> _WORK TO BE COMPLETED_: Review the lines that follow and copy each one that contains the word "Fleur".

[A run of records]
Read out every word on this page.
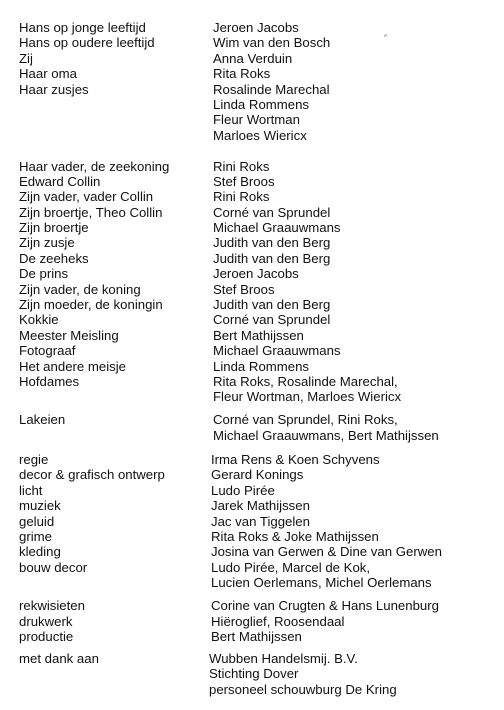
Hans op jonge leeftijd	Jeroen Jacobs
Hans op oudere leeftijd	Wim van den Bosch
Zij	Anna Verduin
Haar oma	Rita Roks
Haar zusjes	Rosalinde Marechal
Linda Rommens
Fleur Wortman
Marloes Wiericx
Haar vader, de zeekoning	Rini Roks
Edward Collin	Stef Broos
Zijn vader, vader Collin	Rini Roks
Zijn broertje, Theo Collin	Corné van Sprundel
Zijn broertje	Michael Graauwmans
Zijn zusje	Judith van den Berg
De zeeheks	Judith van den Berg
De prins	Jeroen Jacobs
Zijn vader, de koning	Stef Broos
Zijn moeder, de koningin	Judith van den Berg
Kokkie	Corné van Sprundel
Meester Meisling	Bert Mathijssen
Fotograaf	Michael Graauwmans
Het andere meisje	Linda Rommens
Hofdames	Rita Roks, Rosalinde Marechal,
Fleur Wortman, Marloes Wiericx
Lakeien	Corné van Sprundel, Rini Roks,
Michael Graauwmans, Bert Mathijssen
regie	Irma Rens & Koen Schyvens
decor & grafisch ontwerp	Gerard Konings
licht	Ludo Pirée
muziek	Jarek Mathijssen
geluid	Jac van Tiggelen
grime	Rita Roks & Joke Mathijssen
kleding	Josina van Gerwen & Dine van Gerwen
bouw decor	Ludo Pirée, Marcel de Kok,
Lucien Oerlemans, Michel Oerlemans
rekwisieten	Corine van Crugten & Hans Lunenburg
drukwerk	Hiëroglief, Roosendaal
productie	Bert Mathijssen
met dank aan	Wubben Handelsmij. B.V.
Stichting Dover
personeel schouwburg De Kring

> _OUTPUT FOR THIS TASK_:
Fleur Wortman
Fleur Wortman, Marloes Wiericx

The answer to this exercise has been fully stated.